> **Prompt**: Turn each line of the records below into one string in a JSON list, skipping blank lines. Leave the pictures out of the list.

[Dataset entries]

▬▬▬

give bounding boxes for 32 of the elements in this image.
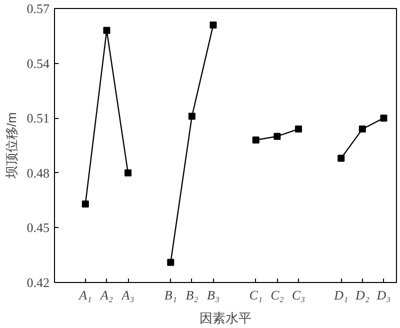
y-tick-label: 0.57 — [26, 1, 50, 16]
point — [124, 169, 132, 176]
point — [103, 26, 110, 34]
y-tick-label: 0.45 — [26, 220, 50, 236]
point — [380, 114, 388, 122]
point — [188, 112, 196, 120]
point — [338, 154, 345, 162]
point — [252, 136, 260, 144]
point — [294, 126, 302, 133]
x-tick-label: A₂ — [99, 288, 114, 302]
x-tick-label: B₂ — [186, 288, 199, 302]
y-tick-label: 0.51 — [26, 110, 50, 126]
x-tick-label: D₁ — [333, 288, 348, 302]
x-tick-label: D₂ — [354, 288, 370, 302]
point — [82, 200, 89, 208]
x-axis-title: 因素水平 — [200, 310, 252, 326]
x-tick-label: A₃ — [120, 288, 134, 302]
x-tick-label: C₂ — [270, 288, 284, 302]
point — [358, 126, 366, 133]
y-tick-label: 0.48 — [26, 165, 50, 180]
x-tick-label: C₁ — [249, 288, 262, 302]
x-tick-label: B₁ — [164, 288, 177, 302]
x-tick-label: D₃ — [376, 288, 391, 302]
y-tick-label: 0.54 — [26, 56, 50, 71]
point — [167, 258, 174, 266]
x-tick-label: C₃ — [292, 288, 306, 302]
x-tick-label: B₃ — [207, 288, 220, 302]
y-tick-label: 0.42 — [26, 275, 50, 290]
x-tick-label: A₁ — [78, 288, 92, 302]
y-axis-title: 坝顶位移/m — [4, 112, 19, 180]
point — [274, 132, 281, 140]
point — [210, 21, 217, 28]
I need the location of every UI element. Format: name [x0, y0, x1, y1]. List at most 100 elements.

▬▬▬

> **Solved exercise**:
[
  "give bounding boxes for 32 of the elements in this image.",
  "y-tick-label: 0.57 — [26, 1, 50, 16]",
  "point — [124, 169, 132, 176]",
  "point — [103, 26, 110, 34]",
  "y-tick-label: 0.45 — [26, 220, 50, 236]",
  "point — [380, 114, 388, 122]",
  "point — [188, 112, 196, 120]",
  "point — [338, 154, 345, 162]",
  "point — [252, 136, 260, 144]",
  "point — [294, 126, 302, 133]",
  "x-tick-label: A₂ — [99, 288, 114, 302]",
  "x-tick-label: B₂ — [186, 288, 199, 302]",
  "y-tick-label: 0.51 — [26, 110, 50, 126]",
  "x-tick-label: D₁ — [333, 288, 348, 302]",
  "x-tick-label: D₂ — [354, 288, 370, 302]",
  "point — [82, 200, 89, 208]",
  "x-axis-title: 因素水平 — [200, 310, 252, 326]",
  "x-tick-label: A₃ — [120, 288, 134, 302]",
  "x-tick-label: C₂ — [270, 288, 284, 302]",
  "point — [358, 126, 366, 133]",
  "y-tick-label: 0.48 — [26, 165, 50, 180]",
  "x-tick-label: C₁ — [249, 288, 262, 302]",
  "x-tick-label: B₁ — [164, 288, 177, 302]",
  "x-tick-label: D₃ — [376, 288, 391, 302]",
  "y-tick-label: 0.54 — [26, 56, 50, 71]",
  "point — [167, 258, 174, 266]",
  "x-tick-label: C₃ — [292, 288, 306, 302]",
  "x-tick-label: B₃ — [207, 288, 220, 302]",
  "y-tick-label: 0.42 — [26, 275, 50, 290]",
  "x-tick-label: A₁ — [78, 288, 92, 302]",
  "y-axis-title: 坝顶位移/m — [4, 112, 19, 180]",
  "point — [274, 132, 281, 140]",
  "point — [210, 21, 217, 28]",
  "I need the location of every UI element. Format: name [x0, y0, x1, y1]. List at most 100 elements."
]